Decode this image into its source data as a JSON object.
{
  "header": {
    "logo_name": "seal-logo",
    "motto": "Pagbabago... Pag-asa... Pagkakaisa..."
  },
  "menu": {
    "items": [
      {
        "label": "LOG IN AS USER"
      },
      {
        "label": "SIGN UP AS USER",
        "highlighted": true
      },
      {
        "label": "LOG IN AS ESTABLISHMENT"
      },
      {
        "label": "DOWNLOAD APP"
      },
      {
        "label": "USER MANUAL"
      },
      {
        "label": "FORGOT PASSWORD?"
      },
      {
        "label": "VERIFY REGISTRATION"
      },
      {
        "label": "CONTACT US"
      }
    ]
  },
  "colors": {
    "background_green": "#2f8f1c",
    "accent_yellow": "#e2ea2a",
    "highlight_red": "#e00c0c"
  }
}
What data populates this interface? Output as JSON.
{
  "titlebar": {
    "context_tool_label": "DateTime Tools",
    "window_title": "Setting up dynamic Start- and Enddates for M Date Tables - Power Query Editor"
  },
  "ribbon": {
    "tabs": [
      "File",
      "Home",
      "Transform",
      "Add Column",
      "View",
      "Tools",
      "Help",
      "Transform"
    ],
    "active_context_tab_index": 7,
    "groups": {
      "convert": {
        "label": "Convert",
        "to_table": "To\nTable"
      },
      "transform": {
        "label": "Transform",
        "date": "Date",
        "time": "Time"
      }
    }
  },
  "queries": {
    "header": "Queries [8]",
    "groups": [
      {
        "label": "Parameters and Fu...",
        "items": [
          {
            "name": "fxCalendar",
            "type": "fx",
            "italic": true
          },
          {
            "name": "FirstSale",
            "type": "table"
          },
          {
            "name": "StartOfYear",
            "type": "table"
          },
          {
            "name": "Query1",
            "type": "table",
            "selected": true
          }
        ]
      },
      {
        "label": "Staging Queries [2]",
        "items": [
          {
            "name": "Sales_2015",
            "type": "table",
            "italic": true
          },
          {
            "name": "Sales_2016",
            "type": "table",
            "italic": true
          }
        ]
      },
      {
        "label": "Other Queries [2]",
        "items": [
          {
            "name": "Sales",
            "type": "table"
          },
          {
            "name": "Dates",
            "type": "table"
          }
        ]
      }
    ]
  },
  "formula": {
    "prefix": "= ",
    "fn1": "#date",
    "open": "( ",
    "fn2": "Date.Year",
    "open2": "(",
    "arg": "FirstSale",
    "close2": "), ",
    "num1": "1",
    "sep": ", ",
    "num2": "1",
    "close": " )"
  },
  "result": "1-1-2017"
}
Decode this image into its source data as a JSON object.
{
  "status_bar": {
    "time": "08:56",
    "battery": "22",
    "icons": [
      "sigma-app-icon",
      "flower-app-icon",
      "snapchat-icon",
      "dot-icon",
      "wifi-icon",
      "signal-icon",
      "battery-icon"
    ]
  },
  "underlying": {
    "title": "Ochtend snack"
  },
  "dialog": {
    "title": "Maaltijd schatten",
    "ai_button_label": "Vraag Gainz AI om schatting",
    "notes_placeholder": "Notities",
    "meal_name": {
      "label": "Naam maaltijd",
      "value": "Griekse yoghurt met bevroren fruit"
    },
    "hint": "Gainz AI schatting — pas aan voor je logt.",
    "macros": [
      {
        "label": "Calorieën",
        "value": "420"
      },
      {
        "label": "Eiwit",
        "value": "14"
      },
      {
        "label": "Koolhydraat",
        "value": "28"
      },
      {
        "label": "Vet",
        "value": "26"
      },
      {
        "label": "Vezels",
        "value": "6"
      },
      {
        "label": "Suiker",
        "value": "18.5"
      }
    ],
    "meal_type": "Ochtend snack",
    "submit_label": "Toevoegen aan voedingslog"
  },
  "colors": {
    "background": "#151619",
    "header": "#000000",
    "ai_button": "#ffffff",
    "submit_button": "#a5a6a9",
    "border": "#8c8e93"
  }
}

● ● ●

## WRITTEN INSTRUCTION
In the entries above, find every line with the word "Ochtend" and list it.

## TASK RESPONSE
    "title": "Ochtend snack"
    "meal_type": "Ochtend snack",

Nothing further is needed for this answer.